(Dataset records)
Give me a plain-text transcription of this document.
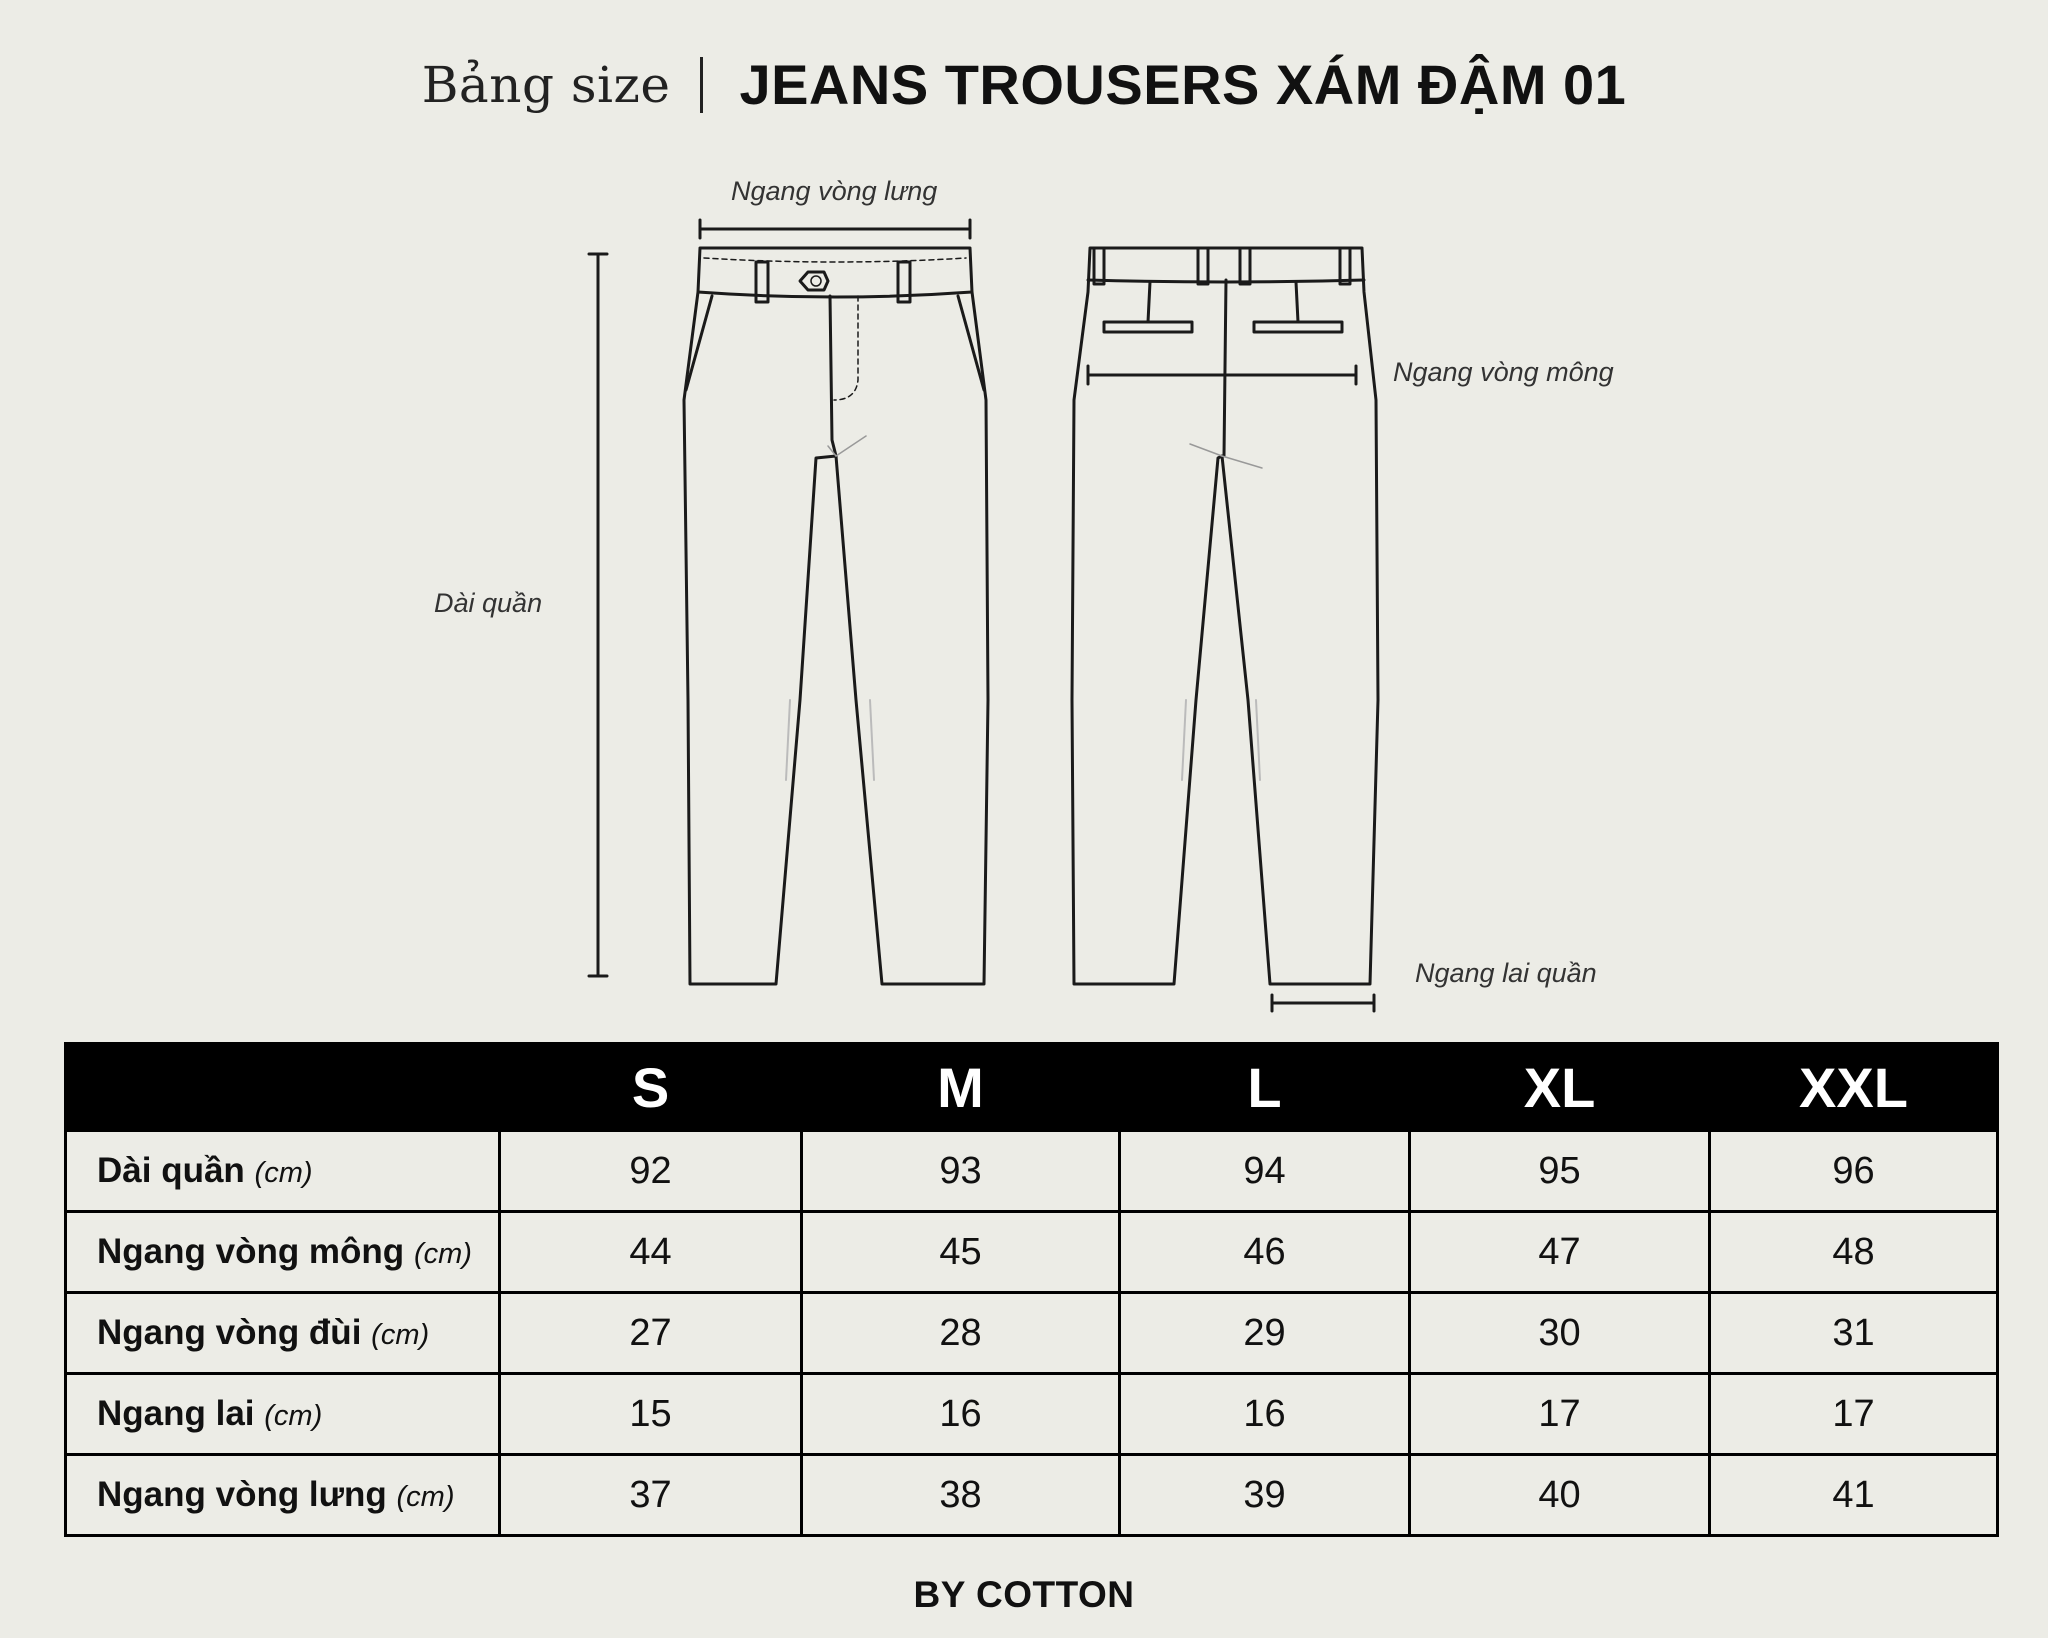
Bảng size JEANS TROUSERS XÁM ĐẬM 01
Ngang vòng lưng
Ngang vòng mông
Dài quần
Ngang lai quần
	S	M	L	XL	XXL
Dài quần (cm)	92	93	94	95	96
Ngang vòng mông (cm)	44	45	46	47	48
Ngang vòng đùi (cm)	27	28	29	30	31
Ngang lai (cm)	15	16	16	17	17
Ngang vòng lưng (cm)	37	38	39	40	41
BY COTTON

To do >> Working from the material above, transcribe it exactly while omitting pictures.

The output >>
Give me a plain-text transcription of this document.
Bảng size JEANS TROUSERS XÁM ĐẬM 01
Ngang vòng lưng
Ngang vòng mông
Dài quần
Ngang lai quần
	S	M	L	XL	XXL
Dài quần (cm)	92	93	94	95	96
Ngang vòng mông (cm)	44	45	46	47	48
Ngang vòng đùi (cm)	27	28	29	30	31
Ngang lai (cm)	15	16	16	17	17
Ngang vòng lưng (cm)	37	38	39	40	41
BY COTTON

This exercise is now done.